▶ **AIM OF THE EXERCISE**:
Please output the entries from the start through the line containing "297, 394, 316]", inclusive, as a JSON list of strings with one string per line and no blank lines.
** start of ROWS **
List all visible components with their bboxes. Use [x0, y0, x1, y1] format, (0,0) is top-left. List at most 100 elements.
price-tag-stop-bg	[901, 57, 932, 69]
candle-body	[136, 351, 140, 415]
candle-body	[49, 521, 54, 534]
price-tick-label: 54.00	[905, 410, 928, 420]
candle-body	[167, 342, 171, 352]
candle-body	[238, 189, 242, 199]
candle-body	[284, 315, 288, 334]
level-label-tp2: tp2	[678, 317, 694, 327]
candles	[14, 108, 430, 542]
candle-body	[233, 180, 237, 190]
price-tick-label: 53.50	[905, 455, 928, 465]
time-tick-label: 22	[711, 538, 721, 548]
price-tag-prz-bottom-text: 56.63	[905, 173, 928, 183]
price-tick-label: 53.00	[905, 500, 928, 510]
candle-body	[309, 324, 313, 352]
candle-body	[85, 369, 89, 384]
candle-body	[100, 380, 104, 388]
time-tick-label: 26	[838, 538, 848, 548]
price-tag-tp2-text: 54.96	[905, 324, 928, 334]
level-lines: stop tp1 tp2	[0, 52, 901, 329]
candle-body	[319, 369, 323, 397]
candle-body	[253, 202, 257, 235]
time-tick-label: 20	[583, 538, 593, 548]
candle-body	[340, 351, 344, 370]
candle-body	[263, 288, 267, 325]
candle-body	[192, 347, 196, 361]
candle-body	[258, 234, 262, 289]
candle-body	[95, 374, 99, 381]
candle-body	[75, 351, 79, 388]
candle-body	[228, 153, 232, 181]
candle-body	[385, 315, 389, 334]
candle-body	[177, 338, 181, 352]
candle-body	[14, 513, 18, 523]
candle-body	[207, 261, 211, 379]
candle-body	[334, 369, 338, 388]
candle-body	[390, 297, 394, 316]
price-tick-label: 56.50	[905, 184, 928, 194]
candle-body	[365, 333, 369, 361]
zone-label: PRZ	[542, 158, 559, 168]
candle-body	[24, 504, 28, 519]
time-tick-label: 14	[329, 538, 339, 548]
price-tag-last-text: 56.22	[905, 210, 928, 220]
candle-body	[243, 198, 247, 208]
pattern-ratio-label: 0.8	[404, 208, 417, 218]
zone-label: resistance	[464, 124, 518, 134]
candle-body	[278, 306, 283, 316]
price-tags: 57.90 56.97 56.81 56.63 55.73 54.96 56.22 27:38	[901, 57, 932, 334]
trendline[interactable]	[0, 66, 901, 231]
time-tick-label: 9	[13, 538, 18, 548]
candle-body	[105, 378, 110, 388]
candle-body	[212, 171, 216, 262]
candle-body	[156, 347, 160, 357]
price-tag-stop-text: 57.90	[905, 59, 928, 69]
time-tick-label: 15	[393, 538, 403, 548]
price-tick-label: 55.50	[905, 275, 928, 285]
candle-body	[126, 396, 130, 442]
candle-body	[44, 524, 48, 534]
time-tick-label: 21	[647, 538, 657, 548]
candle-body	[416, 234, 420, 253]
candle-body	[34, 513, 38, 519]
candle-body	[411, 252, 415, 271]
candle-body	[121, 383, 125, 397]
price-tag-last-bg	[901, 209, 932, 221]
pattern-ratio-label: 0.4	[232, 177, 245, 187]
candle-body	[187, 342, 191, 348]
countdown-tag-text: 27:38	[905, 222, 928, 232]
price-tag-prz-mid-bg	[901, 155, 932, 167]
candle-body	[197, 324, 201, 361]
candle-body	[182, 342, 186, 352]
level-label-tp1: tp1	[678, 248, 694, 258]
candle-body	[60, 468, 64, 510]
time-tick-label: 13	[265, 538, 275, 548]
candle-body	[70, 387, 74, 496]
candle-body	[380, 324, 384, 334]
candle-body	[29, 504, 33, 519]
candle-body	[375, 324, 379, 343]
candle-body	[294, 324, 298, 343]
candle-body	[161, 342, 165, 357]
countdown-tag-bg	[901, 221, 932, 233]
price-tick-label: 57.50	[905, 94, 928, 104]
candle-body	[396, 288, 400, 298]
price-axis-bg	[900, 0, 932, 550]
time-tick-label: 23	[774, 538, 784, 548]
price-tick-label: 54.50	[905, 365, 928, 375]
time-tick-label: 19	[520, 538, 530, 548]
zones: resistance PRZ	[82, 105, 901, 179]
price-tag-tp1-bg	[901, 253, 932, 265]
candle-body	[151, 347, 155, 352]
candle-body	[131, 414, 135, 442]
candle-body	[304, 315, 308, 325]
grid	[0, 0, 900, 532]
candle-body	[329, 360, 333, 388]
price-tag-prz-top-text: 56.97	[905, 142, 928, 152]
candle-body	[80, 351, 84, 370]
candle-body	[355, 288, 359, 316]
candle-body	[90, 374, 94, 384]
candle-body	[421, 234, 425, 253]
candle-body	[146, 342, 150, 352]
** end of ROWS **
▶ **ANSWER**:
[
  "List all visible components with their bboxes. Use [x0, y0, x1, y1] format, (0,0) is top-left. List at most 100 elements.",
  "price-tag-stop-bg\t[901, 57, 932, 69]",
  "candle-body\t[136, 351, 140, 415]",
  "candle-body\t[49, 521, 54, 534]",
  "price-tick-label: 54.00\t[905, 410, 928, 420]",
  "candle-body\t[167, 342, 171, 352]",
  "candle-body\t[238, 189, 242, 199]",
  "candle-body\t[284, 315, 288, 334]",
  "level-label-tp2: tp2\t[678, 317, 694, 327]",
  "candles\t[14, 108, 430, 542]",
  "candle-body\t[233, 180, 237, 190]",
  "price-tick-label: 53.50\t[905, 455, 928, 465]",
  "time-tick-label: 22\t[711, 538, 721, 548]",
  "price-tag-prz-bottom-text: 56.63\t[905, 173, 928, 183]",
  "price-tick-label: 53.00\t[905, 500, 928, 510]",
  "candle-body\t[309, 324, 313, 352]",
  "candle-body\t[85, 369, 89, 384]",
  "candle-body\t[100, 380, 104, 388]",
  "time-tick-label: 26\t[838, 538, 848, 548]",
  "price-tag-tp2-text: 54.96\t[905, 324, 928, 334]",
  "level-lines: stop tp1 tp2\t[0, 52, 901, 329]",
  "candle-body\t[319, 369, 323, 397]",
  "candle-body\t[253, 202, 257, 235]",
  "time-tick-label: 20\t[583, 538, 593, 548]",
  "candle-body\t[340, 351, 344, 370]",
  "candle-body\t[263, 288, 267, 325]",
  "candle-body\t[192, 347, 196, 361]",
  "candle-body\t[258, 234, 262, 289]",
  "candle-body\t[95, 374, 99, 381]",
  "candle-body\t[75, 351, 79, 388]",
  "candle-body\t[228, 153, 232, 181]",
  "candle-body\t[385, 315, 389, 334]",
  "candle-body\t[177, 338, 181, 352]",
  "candle-body\t[14, 513, 18, 523]",
  "candle-body\t[207, 261, 211, 379]",
  "candle-body\t[334, 369, 338, 388]",
  "candle-body\t[390, 297, 394, 316]"
]